» **Do this**
Identify every line in the records below that contains the word "image", and reproduce each one.

Records from a collection of figures:
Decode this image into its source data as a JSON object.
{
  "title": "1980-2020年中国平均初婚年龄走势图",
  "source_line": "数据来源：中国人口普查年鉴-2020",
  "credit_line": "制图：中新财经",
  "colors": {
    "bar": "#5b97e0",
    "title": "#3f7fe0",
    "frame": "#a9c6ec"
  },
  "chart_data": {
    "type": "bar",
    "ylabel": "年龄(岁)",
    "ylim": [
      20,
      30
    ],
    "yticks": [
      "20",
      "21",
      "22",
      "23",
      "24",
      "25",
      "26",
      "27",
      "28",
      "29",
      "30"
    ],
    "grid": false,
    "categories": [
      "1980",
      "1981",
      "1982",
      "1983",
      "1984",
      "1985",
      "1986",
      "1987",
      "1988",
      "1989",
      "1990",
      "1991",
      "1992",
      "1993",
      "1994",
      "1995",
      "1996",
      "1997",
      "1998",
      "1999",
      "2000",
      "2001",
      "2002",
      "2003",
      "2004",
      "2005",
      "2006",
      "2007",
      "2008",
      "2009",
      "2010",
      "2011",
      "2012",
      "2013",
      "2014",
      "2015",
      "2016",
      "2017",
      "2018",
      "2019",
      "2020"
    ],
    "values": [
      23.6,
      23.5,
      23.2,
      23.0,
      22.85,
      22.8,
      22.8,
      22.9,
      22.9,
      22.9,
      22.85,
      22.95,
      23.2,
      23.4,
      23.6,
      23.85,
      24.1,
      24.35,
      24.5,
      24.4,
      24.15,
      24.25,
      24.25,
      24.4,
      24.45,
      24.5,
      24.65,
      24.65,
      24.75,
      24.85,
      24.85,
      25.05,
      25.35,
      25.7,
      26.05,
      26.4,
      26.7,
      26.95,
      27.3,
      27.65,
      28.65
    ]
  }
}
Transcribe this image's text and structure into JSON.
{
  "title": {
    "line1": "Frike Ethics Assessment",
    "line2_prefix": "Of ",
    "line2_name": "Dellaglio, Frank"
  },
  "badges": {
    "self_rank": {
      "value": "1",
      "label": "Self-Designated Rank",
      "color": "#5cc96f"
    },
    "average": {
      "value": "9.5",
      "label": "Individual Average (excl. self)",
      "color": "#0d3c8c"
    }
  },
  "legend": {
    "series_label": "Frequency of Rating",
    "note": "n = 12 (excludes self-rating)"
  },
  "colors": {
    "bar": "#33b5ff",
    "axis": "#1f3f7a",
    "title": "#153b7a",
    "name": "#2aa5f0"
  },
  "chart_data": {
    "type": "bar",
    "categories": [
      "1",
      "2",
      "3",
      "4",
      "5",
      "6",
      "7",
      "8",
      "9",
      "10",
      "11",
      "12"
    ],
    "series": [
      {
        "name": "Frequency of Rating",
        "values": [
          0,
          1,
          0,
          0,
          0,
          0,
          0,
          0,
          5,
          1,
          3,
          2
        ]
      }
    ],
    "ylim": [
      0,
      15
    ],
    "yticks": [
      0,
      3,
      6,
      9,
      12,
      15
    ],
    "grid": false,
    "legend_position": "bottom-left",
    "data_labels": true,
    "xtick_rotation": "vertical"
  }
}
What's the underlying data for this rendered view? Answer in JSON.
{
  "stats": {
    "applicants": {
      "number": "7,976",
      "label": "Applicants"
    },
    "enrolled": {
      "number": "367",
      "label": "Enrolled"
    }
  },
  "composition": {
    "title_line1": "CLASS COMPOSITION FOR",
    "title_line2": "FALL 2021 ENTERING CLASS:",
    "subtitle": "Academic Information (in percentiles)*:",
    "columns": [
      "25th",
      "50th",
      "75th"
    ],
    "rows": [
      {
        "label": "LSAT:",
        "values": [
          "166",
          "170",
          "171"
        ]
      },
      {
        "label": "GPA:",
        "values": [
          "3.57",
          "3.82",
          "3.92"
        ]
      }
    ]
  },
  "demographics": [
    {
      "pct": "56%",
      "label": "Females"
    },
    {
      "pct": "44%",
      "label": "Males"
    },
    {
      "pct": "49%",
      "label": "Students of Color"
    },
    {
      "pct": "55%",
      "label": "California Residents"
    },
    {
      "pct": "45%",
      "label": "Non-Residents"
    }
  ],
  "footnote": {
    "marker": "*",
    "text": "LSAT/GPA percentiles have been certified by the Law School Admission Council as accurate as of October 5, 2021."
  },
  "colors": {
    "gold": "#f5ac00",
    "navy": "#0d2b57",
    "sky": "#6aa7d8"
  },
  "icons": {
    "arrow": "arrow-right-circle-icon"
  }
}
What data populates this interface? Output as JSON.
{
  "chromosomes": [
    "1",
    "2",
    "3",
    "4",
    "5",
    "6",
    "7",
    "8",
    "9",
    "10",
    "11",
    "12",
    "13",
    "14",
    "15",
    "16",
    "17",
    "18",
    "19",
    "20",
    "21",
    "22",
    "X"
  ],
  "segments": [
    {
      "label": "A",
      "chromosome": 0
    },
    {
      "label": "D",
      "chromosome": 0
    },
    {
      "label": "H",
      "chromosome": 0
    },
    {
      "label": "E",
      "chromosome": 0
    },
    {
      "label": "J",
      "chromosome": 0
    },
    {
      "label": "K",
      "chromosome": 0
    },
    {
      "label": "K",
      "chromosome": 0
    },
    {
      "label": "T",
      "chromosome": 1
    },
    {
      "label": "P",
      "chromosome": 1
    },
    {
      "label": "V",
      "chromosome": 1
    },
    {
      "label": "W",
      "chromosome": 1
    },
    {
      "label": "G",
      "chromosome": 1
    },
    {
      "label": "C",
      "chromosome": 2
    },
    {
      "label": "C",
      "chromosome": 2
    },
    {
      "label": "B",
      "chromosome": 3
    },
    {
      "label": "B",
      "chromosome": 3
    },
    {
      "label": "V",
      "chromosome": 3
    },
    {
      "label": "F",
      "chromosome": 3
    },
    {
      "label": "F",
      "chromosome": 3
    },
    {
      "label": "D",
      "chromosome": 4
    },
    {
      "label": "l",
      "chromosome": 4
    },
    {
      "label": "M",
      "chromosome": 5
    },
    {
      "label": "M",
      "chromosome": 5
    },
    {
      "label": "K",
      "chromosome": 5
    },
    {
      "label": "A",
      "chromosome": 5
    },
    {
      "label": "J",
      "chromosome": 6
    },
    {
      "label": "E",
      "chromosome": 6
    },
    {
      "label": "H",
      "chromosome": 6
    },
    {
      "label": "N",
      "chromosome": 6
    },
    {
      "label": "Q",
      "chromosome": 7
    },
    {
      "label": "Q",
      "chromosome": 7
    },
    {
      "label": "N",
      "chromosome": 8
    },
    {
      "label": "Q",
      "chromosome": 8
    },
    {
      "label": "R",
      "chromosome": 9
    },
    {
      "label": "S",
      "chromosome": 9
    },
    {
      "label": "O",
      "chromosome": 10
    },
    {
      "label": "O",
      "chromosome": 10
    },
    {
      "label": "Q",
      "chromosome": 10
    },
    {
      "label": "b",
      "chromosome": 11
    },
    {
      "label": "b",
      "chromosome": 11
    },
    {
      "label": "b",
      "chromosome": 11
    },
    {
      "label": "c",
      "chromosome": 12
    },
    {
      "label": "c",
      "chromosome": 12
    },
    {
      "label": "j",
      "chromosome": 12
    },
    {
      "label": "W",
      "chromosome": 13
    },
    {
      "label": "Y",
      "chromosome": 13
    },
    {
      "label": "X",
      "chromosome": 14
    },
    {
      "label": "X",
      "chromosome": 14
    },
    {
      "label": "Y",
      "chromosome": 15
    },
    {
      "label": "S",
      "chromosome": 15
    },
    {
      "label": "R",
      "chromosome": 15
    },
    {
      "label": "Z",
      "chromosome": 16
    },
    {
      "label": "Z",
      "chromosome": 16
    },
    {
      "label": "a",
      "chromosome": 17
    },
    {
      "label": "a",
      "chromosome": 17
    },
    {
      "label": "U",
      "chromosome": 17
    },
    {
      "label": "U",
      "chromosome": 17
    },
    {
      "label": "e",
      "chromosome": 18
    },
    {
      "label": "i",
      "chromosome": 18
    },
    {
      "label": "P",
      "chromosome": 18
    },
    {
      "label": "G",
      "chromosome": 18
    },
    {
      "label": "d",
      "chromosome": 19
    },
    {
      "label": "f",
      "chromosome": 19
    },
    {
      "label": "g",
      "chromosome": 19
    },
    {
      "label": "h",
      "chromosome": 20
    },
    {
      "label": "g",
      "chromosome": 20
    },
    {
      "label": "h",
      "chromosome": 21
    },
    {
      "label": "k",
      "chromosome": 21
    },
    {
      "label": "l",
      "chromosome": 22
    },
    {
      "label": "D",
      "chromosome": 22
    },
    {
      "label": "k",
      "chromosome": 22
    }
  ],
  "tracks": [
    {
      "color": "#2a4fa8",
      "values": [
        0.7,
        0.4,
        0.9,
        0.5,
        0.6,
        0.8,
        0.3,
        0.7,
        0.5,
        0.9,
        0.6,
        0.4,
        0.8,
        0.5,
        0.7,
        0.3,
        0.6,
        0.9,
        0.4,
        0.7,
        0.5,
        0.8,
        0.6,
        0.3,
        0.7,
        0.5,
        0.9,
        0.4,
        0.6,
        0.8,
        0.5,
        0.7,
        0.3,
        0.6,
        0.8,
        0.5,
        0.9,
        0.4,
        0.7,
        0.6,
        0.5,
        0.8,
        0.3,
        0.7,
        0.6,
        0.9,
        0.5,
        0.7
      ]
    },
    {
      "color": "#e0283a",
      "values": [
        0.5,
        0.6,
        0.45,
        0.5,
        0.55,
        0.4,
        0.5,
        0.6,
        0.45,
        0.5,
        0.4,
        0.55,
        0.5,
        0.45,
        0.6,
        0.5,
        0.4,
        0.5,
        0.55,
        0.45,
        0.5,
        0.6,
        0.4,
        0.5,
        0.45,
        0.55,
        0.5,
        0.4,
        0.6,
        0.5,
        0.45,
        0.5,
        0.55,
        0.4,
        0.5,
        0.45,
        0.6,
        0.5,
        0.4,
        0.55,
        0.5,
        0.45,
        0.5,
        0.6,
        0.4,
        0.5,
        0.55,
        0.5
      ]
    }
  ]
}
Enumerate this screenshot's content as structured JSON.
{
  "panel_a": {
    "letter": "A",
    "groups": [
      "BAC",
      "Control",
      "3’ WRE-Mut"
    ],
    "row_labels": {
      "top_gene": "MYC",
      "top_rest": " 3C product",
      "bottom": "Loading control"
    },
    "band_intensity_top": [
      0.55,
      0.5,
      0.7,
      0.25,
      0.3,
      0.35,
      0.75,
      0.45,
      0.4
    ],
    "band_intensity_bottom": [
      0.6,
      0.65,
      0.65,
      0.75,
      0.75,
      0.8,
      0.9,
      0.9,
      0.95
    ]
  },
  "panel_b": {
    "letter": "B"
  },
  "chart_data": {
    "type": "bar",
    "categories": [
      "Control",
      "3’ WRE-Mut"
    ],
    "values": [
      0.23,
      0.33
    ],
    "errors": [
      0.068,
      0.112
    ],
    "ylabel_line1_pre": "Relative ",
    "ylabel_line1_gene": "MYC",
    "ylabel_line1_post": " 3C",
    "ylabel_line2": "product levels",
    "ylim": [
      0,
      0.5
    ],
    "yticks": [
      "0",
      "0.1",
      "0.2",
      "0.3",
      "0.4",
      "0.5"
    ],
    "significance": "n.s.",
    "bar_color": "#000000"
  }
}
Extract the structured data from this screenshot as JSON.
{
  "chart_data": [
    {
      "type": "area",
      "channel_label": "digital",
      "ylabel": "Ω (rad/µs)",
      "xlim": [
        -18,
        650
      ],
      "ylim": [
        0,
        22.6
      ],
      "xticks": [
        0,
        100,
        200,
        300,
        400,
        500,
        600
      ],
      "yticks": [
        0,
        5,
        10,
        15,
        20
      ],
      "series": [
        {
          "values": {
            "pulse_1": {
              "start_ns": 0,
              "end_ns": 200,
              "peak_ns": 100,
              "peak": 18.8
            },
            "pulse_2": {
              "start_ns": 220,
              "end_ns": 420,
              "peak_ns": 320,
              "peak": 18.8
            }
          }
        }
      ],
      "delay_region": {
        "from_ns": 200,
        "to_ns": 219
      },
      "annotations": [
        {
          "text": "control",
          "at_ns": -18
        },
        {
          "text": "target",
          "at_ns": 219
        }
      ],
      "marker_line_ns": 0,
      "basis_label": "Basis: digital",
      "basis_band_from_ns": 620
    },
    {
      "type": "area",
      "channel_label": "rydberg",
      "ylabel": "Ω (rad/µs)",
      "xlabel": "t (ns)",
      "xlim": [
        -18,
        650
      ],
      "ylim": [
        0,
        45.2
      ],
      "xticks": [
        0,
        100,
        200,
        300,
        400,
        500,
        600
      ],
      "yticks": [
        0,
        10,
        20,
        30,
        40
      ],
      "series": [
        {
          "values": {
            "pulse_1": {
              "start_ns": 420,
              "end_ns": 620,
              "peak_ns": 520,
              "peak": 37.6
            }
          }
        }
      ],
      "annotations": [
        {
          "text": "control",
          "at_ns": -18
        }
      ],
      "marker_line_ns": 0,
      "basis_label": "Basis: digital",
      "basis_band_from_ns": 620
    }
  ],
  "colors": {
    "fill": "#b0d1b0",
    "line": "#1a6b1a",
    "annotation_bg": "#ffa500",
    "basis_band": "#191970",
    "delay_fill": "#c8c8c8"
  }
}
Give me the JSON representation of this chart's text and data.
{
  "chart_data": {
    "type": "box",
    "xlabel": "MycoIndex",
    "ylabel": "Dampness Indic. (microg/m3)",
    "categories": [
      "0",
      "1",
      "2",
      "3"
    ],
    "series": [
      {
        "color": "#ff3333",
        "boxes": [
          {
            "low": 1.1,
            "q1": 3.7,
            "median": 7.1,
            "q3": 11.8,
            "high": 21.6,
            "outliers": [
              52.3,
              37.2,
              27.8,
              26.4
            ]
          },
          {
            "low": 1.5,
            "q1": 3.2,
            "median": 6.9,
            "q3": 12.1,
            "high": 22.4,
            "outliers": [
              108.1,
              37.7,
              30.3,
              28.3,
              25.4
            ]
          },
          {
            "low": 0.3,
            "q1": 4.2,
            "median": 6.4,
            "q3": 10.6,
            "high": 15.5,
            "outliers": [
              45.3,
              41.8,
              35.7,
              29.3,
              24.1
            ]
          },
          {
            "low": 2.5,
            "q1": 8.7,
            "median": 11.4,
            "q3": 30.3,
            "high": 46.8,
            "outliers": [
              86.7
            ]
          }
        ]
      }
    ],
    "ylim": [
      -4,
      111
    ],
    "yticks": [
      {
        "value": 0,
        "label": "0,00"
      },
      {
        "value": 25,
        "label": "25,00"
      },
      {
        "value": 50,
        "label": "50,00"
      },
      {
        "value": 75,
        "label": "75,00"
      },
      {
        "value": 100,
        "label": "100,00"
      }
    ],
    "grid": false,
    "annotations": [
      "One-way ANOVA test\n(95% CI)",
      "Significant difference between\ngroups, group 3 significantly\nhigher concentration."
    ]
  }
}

» **Exercise result**
Decode this image into its source data as a JSON object.
Transcribe this image's text and structure into JSON.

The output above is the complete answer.